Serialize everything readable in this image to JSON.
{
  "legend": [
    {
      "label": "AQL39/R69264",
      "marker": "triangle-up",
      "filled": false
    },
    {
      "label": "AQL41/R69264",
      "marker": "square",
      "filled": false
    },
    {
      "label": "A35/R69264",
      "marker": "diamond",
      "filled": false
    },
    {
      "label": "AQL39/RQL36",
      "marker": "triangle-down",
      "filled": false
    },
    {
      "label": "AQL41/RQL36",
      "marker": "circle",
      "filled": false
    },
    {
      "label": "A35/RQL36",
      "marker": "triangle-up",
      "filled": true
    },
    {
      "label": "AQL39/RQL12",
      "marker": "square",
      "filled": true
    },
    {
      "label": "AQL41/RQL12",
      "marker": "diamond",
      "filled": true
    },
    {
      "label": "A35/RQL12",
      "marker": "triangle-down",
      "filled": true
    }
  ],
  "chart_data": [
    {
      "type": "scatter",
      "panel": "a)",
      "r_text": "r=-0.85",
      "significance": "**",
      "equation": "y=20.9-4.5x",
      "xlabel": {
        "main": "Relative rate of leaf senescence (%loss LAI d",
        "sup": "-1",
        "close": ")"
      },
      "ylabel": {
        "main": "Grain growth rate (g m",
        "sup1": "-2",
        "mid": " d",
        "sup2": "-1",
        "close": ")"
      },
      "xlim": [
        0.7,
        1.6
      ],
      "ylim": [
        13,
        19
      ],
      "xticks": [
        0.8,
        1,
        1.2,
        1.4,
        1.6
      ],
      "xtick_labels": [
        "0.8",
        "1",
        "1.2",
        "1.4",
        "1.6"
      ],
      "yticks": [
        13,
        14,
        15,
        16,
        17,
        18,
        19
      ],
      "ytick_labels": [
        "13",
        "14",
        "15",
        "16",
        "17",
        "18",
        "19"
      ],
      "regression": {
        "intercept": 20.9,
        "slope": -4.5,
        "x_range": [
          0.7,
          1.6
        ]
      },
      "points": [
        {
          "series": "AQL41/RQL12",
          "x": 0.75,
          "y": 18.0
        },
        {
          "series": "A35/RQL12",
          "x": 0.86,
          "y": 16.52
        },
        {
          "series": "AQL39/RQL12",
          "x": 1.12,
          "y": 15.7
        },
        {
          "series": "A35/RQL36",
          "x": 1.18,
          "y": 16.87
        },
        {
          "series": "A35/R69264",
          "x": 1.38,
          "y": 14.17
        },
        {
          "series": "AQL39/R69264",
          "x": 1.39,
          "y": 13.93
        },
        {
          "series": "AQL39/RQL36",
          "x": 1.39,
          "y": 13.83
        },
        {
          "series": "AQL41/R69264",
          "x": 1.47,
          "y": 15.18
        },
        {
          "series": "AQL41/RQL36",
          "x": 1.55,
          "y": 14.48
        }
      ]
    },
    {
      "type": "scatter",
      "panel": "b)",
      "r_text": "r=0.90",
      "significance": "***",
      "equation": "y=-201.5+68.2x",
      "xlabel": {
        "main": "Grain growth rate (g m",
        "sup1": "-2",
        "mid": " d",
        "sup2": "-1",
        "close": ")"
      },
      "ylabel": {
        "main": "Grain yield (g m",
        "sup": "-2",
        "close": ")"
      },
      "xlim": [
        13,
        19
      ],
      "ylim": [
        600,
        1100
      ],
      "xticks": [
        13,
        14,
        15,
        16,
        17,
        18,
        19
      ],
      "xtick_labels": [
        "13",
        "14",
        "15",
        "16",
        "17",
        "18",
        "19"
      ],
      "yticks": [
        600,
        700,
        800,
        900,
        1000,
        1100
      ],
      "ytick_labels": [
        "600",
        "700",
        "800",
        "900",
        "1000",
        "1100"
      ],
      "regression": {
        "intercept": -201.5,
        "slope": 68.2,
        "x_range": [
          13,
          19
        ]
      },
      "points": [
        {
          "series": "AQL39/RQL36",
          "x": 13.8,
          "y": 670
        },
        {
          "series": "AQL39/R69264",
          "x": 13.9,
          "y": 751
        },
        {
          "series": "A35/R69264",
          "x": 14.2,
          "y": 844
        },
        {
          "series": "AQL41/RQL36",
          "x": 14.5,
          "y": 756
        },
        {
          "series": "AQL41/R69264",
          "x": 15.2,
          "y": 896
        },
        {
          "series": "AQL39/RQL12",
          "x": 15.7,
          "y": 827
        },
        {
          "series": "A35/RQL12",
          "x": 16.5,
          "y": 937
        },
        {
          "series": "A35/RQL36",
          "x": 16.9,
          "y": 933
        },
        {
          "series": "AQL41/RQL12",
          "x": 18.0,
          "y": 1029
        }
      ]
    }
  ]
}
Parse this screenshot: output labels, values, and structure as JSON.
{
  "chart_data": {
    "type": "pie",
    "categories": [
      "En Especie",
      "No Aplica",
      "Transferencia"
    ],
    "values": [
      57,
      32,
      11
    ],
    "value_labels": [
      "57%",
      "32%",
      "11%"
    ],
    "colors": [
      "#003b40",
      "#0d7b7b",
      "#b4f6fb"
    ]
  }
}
○ ○ ○ ○
▶ [Directions for this task]: Retype all of the material, keeping each line exact.

▶ [Result below]:
Serialize everything readable in this image to JSON.
{
  "legend": [
    {
      "label": "AQL39/R69264",
      "marker": "triangle-up",
      "filled": false
    },
    {
      "label": "AQL41/R69264",
      "marker": "square",
      "filled": false
    },
    {
      "label": "A35/R69264",
      "marker": "diamond",
      "filled": false
    },
    {
      "label": "AQL39/RQL36",
      "marker": "triangle-down",
      "filled": false
    },
    {
      "label": "AQL41/RQL36",
      "marker": "circle",
      "filled": false
    },
    {
      "label": "A35/RQL36",
      "marker": "triangle-up",
      "filled": true
    },
    {
      "label": "AQL39/RQL12",
      "marker": "square",
      "filled": true
    },
    {
      "label": "AQL41/RQL12",
      "marker": "diamond",
      "filled": true
    },
    {
      "label": "A35/RQL12",
      "marker": "triangle-down",
      "filled": true
    }
  ],
  "chart_data": [
    {
      "type": "scatter",
      "panel": "a)",
      "r_text": "r=-0.85",
      "significance": "**",
      "equation": "y=20.9-4.5x",
      "xlabel": {
        "main": "Relative rate of leaf senescence (%loss LAI d",
        "sup": "-1",
        "close": ")"
      },
      "ylabel": {
        "main": "Grain growth rate (g m",
        "sup1": "-2",
        "mid": " d",
        "sup2": "-1",
        "close": ")"
      },
      "xlim": [
        0.7,
        1.6
      ],
      "ylim": [
        13,
        19
      ],
      "xticks": [
        0.8,
        1,
        1.2,
        1.4,
        1.6
      ],
      "xtick_labels": [
        "0.8",
        "1",
        "1.2",
        "1.4",
        "1.6"
      ],
      "yticks": [
        13,
        14,
        15,
        16,
        17,
        18,
        19
      ],
      "ytick_labels": [
        "13",
        "14",
        "15",
        "16",
        "17",
        "18",
        "19"
      ],
      "regression": {
        "intercept": 20.9,
        "slope": -4.5,
        "x_range": [
          0.7,
          1.6
        ]
      },
      "points": [
        {
          "series": "AQL41/RQL12",
          "x": 0.75,
          "y": 18.0
        },
        {
          "series": "A35/RQL12",
          "x": 0.86,
          "y": 16.52
        },
        {
          "series": "AQL39/RQL12",
          "x": 1.12,
          "y": 15.7
        },
        {
          "series": "A35/RQL36",
          "x": 1.18,
          "y": 16.87
        },
        {
          "series": "A35/R69264",
          "x": 1.38,
          "y": 14.17
        },
        {
          "series": "AQL39/R69264",
          "x": 1.39,
          "y": 13.93
        },
        {
          "series": "AQL39/RQL36",
          "x": 1.39,
          "y": 13.83
        },
        {
          "series": "AQL41/R69264",
          "x": 1.47,
          "y": 15.18
        },
        {
          "series": "AQL41/RQL36",
          "x": 1.55,
          "y": 14.48
        }
      ]
    },
    {
      "type": "scatter",
      "panel": "b)",
      "r_text": "r=0.90",
      "significance": "***",
      "equation": "y=-201.5+68.2x",
      "xlabel": {
        "main": "Grain growth rate (g m",
        "sup1": "-2",
        "mid": " d",
        "sup2": "-1",
        "close": ")"
      },
      "ylabel": {
        "main": "Grain yield (g m",
        "sup": "-2",
        "close": ")"
      },
      "xlim": [
        13,
        19
      ],
      "ylim": [
        600,
        1100
      ],
      "xticks": [
        13,
        14,
        15,
        16,
        17,
        18,
        19
      ],
      "xtick_labels": [
        "13",
        "14",
        "15",
        "16",
        "17",
        "18",
        "19"
      ],
      "yticks": [
        600,
        700,
        800,
        900,
        1000,
        1100
      ],
      "ytick_labels": [
        "600",
        "700",
        "800",
        "900",
        "1000",
        "1100"
      ],
      "regression": {
        "intercept": -201.5,
        "slope": 68.2,
        "x_range": [
          13,
          19
        ]
      },
      "points": [
        {
          "series": "AQL39/RQL36",
          "x": 13.8,
          "y": 670
        },
        {
          "series": "AQL39/R69264",
          "x": 13.9,
          "y": 751
        },
        {
          "series": "A35/R69264",
          "x": 14.2,
          "y": 844
        },
        {
          "series": "AQL41/RQL36",
          "x": 14.5,
          "y": 756
        },
        {
          "series": "AQL41/R69264",
          "x": 15.2,
          "y": 896
        },
        {
          "series": "AQL39/RQL12",
          "x": 15.7,
          "y": 827
        },
        {
          "series": "A35/RQL12",
          "x": 16.5,
          "y": 937
        },
        {
          "series": "A35/RQL36",
          "x": 16.9,
          "y": 933
        },
        {
          "series": "AQL41/RQL12",
          "x": 18.0,
          "y": 1029
        }
      ]
    }
  ]
}
Parse this screenshot: output labels, values, and structure as JSON.
{
  "chart_data": {
    "type": "pie",
    "categories": [
      "En Especie",
      "No Aplica",
      "Transferencia"
    ],
    "values": [
      57,
      32,
      11
    ],
    "value_labels": [
      "57%",
      "32%",
      "11%"
    ],
    "colors": [
      "#003b40",
      "#0d7b7b",
      "#b4f6fb"
    ]
  }
}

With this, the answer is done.